Dataset items:
** Start **
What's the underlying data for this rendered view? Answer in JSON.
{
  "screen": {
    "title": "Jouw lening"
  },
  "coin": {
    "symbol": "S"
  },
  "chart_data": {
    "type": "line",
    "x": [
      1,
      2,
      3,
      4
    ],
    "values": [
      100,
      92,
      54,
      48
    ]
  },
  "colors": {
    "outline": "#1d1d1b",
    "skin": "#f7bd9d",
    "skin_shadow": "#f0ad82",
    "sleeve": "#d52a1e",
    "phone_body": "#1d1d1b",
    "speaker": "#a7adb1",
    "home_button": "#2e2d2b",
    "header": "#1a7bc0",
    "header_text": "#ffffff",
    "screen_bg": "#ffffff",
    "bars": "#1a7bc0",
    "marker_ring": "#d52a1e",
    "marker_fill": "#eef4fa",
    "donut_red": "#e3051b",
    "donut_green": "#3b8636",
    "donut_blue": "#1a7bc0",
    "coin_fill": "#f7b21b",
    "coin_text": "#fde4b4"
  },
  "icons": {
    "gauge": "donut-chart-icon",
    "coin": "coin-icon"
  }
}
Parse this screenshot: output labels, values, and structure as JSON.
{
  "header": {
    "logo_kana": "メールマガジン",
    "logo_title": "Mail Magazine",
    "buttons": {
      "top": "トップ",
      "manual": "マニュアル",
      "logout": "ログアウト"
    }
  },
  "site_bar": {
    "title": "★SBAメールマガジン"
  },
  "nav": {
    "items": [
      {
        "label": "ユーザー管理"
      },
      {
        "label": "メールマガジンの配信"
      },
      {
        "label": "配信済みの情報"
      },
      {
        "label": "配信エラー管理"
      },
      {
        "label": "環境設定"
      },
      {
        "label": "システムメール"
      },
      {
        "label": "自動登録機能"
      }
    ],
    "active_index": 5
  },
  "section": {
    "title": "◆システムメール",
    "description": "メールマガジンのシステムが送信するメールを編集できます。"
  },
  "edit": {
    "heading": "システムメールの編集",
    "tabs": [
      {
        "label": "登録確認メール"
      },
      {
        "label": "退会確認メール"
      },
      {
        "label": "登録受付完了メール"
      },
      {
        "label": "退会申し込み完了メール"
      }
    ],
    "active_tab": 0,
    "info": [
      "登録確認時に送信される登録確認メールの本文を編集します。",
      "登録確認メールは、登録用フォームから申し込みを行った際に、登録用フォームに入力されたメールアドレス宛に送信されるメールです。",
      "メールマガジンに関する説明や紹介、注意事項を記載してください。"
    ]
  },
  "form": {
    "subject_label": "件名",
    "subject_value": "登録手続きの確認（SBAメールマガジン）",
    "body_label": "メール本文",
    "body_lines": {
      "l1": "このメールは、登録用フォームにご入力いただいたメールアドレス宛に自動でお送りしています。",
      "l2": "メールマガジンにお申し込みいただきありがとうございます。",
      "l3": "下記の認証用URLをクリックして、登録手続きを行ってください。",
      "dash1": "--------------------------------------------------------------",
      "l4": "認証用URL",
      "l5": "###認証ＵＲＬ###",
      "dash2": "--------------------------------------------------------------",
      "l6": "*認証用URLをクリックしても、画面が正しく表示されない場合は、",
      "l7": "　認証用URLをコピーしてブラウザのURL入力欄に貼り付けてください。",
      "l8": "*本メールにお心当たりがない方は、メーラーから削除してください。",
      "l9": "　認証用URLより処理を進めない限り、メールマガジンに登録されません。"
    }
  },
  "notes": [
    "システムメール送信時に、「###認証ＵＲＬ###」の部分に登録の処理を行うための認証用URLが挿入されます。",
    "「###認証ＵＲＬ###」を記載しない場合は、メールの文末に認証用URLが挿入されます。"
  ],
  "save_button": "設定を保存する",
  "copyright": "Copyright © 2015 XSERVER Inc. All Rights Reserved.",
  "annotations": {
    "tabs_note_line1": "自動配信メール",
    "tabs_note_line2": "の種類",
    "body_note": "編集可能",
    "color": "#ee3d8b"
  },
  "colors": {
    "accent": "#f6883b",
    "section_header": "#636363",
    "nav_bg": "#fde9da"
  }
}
** End **
Please repeat the material above, word for word and in full.

Solution below ::
What's the underlying data for this rendered view? Answer in JSON.
{
  "screen": {
    "title": "Jouw lening"
  },
  "coin": {
    "symbol": "S"
  },
  "chart_data": {
    "type": "line",
    "x": [
      1,
      2,
      3,
      4
    ],
    "values": [
      100,
      92,
      54,
      48
    ]
  },
  "colors": {
    "outline": "#1d1d1b",
    "skin": "#f7bd9d",
    "skin_shadow": "#f0ad82",
    "sleeve": "#d52a1e",
    "phone_body": "#1d1d1b",
    "speaker": "#a7adb1",
    "home_button": "#2e2d2b",
    "header": "#1a7bc0",
    "header_text": "#ffffff",
    "screen_bg": "#ffffff",
    "bars": "#1a7bc0",
    "marker_ring": "#d52a1e",
    "marker_fill": "#eef4fa",
    "donut_red": "#e3051b",
    "donut_green": "#3b8636",
    "donut_blue": "#1a7bc0",
    "coin_fill": "#f7b21b",
    "coin_text": "#fde4b4"
  },
  "icons": {
    "gauge": "donut-chart-icon",
    "coin": "coin-icon"
  }
}
Parse this screenshot: output labels, values, and structure as JSON.
{
  "header": {
    "logo_kana": "メールマガジン",
    "logo_title": "Mail Magazine",
    "buttons": {
      "top": "トップ",
      "manual": "マニュアル",
      "logout": "ログアウト"
    }
  },
  "site_bar": {
    "title": "★SBAメールマガジン"
  },
  "nav": {
    "items": [
      {
        "label": "ユーザー管理"
      },
      {
        "label": "メールマガジンの配信"
      },
      {
        "label": "配信済みの情報"
      },
      {
        "label": "配信エラー管理"
      },
      {
        "label": "環境設定"
      },
      {
        "label": "システムメール"
      },
      {
        "label": "自動登録機能"
      }
    ],
    "active_index": 5
  },
  "section": {
    "title": "◆システムメール",
    "description": "メールマガジンのシステムが送信するメールを編集できます。"
  },
  "edit": {
    "heading": "システムメールの編集",
    "tabs": [
      {
        "label": "登録確認メール"
      },
      {
        "label": "退会確認メール"
      },
      {
        "label": "登録受付完了メール"
      },
      {
        "label": "退会申し込み完了メール"
      }
    ],
    "active_tab": 0,
    "info": [
      "登録確認時に送信される登録確認メールの本文を編集します。",
      "登録確認メールは、登録用フォームから申し込みを行った際に、登録用フォームに入力されたメールアドレス宛に送信されるメールです。",
      "メールマガジンに関する説明や紹介、注意事項を記載してください。"
    ]
  },
  "form": {
    "subject_label": "件名",
    "subject_value": "登録手続きの確認（SBAメールマガジン）",
    "body_label": "メール本文",
    "body_lines": {
      "l1": "このメールは、登録用フォームにご入力いただいたメールアドレス宛に自動でお送りしています。",
      "l2": "メールマガジンにお申し込みいただきありがとうございます。",
      "l3": "下記の認証用URLをクリックして、登録手続きを行ってください。",
      "dash1": "--------------------------------------------------------------",
      "l4": "認証用URL",
      "l5": "###認証ＵＲＬ###",
      "dash2": "--------------------------------------------------------------",
      "l6": "*認証用URLをクリックしても、画面が正しく表示されない場合は、",
      "l7": "　認証用URLをコピーしてブラウザのURL入力欄に貼り付けてください。",
      "l8": "*本メールにお心当たりがない方は、メーラーから削除してください。",
      "l9": "　認証用URLより処理を進めない限り、メールマガジンに登録されません。"
    }
  },
  "notes": [
    "システムメール送信時に、「###認証ＵＲＬ###」の部分に登録の処理を行うための認証用URLが挿入されます。",
    "「###認証ＵＲＬ###」を記載しない場合は、メールの文末に認証用URLが挿入されます。"
  ],
  "save_button": "設定を保存する",
  "copyright": "Copyright © 2015 XSERVER Inc. All Rights Reserved.",
  "annotations": {
    "tabs_note_line1": "自動配信メール",
    "tabs_note_line2": "の種類",
    "body_note": "編集可能",
    "color": "#ee3d8b"
  },
  "colors": {
    "accent": "#f6883b",
    "section_header": "#636363",
    "nav_bg": "#fde9da"
  }
}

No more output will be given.